SHORT PROBLEM ▸ Below are records to be output exactly, every one of them.
━━━━━ SOURCE RECORDS ━━━━━
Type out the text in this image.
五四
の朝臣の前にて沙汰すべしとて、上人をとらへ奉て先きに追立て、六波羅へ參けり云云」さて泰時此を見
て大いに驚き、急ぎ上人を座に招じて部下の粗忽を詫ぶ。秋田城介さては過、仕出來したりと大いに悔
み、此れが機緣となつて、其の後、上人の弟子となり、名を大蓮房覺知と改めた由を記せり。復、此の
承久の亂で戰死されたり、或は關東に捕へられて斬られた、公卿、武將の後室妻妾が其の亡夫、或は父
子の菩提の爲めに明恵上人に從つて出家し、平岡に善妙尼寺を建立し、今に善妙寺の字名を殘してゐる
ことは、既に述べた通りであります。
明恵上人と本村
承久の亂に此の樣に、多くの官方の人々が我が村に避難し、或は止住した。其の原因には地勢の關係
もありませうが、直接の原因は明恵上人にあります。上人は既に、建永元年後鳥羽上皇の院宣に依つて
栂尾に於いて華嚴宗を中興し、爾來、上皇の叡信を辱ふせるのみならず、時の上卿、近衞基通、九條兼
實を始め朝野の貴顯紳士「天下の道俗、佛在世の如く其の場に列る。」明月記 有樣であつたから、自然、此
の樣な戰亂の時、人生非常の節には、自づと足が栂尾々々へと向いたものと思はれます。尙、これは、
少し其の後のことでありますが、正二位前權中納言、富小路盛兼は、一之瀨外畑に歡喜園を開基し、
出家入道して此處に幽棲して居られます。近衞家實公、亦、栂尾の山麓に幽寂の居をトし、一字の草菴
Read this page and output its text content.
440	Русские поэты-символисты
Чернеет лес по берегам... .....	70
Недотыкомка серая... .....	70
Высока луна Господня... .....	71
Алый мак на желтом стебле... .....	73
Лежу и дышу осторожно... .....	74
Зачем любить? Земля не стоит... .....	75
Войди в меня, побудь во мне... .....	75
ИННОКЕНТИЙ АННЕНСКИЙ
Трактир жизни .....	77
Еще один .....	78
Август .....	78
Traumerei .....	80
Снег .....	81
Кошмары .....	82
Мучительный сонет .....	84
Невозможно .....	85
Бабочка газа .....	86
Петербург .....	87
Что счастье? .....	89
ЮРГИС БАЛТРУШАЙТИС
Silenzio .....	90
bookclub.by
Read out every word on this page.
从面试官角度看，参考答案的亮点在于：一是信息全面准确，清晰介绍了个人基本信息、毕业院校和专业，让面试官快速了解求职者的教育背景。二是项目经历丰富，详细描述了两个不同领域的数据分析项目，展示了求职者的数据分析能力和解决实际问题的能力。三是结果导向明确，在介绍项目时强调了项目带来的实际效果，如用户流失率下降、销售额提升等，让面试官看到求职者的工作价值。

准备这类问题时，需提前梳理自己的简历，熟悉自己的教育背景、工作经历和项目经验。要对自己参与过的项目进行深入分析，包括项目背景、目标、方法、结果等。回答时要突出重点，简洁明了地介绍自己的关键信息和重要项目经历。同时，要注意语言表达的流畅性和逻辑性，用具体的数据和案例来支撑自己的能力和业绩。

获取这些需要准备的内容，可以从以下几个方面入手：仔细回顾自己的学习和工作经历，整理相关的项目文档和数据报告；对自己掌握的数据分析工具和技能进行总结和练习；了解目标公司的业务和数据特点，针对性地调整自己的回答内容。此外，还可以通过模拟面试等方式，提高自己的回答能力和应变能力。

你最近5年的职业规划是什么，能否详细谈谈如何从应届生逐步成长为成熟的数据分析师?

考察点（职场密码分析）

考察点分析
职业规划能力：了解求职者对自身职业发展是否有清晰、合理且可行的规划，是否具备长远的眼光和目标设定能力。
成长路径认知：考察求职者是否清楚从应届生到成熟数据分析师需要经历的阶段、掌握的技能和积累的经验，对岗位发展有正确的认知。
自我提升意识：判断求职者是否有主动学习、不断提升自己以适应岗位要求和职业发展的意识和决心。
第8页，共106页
━━━━━
WRITTEN SOLUTION ▸
Type out the text in this image.
五四
の朝臣の前にて沙汰すべしとて、上人をとらへ奉て先きに追立て、六波羅へ參けり云云」さて泰時此を見
て大いに驚き、急ぎ上人を座に招じて部下の粗忽を詫ぶ。秋田城介さては過、仕出來したりと大いに悔
み、此れが機緣となつて、其の後、上人の弟子となり、名を大蓮房覺知と改めた由を記せり。復、此の
承久の亂で戰死されたり、或は關東に捕へられて斬られた、公卿、武將の後室妻妾が其の亡夫、或は父
子の菩提の爲めに明恵上人に從つて出家し、平岡に善妙尼寺を建立し、今に善妙寺の字名を殘してゐる
ことは、既に述べた通りであります。
明恵上人と本村
承久の亂に此の樣に、多くの官方の人々が我が村に避難し、或は止住した。其の原因には地勢の關係
もありませうが、直接の原因は明恵上人にあります。上人は既に、建永元年後鳥羽上皇の院宣に依つて
栂尾に於いて華嚴宗を中興し、爾來、上皇の叡信を辱ふせるのみならず、時の上卿、近衞基通、九條兼
實を始め朝野の貴顯紳士「天下の道俗、佛在世の如く其の場に列る。」明月記 有樣であつたから、自然、此
の樣な戰亂の時、人生非常の節には、自づと足が栂尾々々へと向いたものと思はれます。尙、これは、
少し其の後のことでありますが、正二位前權中納言、富小路盛兼は、一之瀨外畑に歡喜園を開基し、
出家入道して此處に幽棲して居られます。近衞家實公、亦、栂尾の山麓に幽寂の居をトし、一字の草菴
Read this page and output its text content.
440	Русские поэты-символисты
Чернеет лес по берегам... .....	70
Недотыкомка серая... .....	70
Высока луна Господня... .....	71
Алый мак на желтом стебле... .....	73
Лежу и дышу осторожно... .....	74
Зачем любить? Земля не стоит... .....	75
Войди в меня, побудь во мне... .....	75
ИННОКЕНТИЙ АННЕНСКИЙ
Трактир жизни .....	77
Еще один .....	78
Август .....	78
Traumerei .....	80
Снег .....	81
Кошмары .....	82
Мучительный сонет .....	84
Невозможно .....	85
Бабочка газа .....	86
Петербург .....	87
Что счастье? .....	89
ЮРГИС БАЛТРУШАЙТИС
Silenzio .....	90
bookclub.by
Read out every word on this page.
从面试官角度看，参考答案的亮点在于：一是信息全面准确，清晰介绍了个人基本信息、毕业院校和专业，让面试官快速了解求职者的教育背景。二是项目经历丰富，详细描述了两个不同领域的数据分析项目，展示了求职者的数据分析能力和解决实际问题的能力。三是结果导向明确，在介绍项目时强调了项目带来的实际效果，如用户流失率下降、销售额提升等，让面试官看到求职者的工作价值。

准备这类问题时，需提前梳理自己的简历，熟悉自己的教育背景、工作经历和项目经验。要对自己参与过的项目进行深入分析，包括项目背景、目标、方法、结果等。回答时要突出重点，简洁明了地介绍自己的关键信息和重要项目经历。同时，要注意语言表达的流畅性和逻辑性，用具体的数据和案例来支撑自己的能力和业绩。

获取这些需要准备的内容，可以从以下几个方面入手：仔细回顾自己的学习和工作经历，整理相关的项目文档和数据报告；对自己掌握的数据分析工具和技能进行总结和练习；了解目标公司的业务和数据特点，针对性地调整自己的回答内容。此外，还可以通过模拟面试等方式，提高自己的回答能力和应变能力。

你最近5年的职业规划是什么，能否详细谈谈如何从应届生逐步成长为成熟的数据分析师?

考察点（职场密码分析）

考察点分析
职业规划能力：了解求职者对自身职业发展是否有清晰、合理且可行的规划，是否具备长远的眼光和目标设定能力。
成长路径认知：考察求职者是否清楚从应届生到成熟数据分析师需要经历的阶段、掌握的技能和积累的经验，对岗位发展有正确的认知。
自我提升意识：判断求职者是否有主动学习、不断提升自己以适应岗位要求和职业发展的意识和决心。
第8页，共106页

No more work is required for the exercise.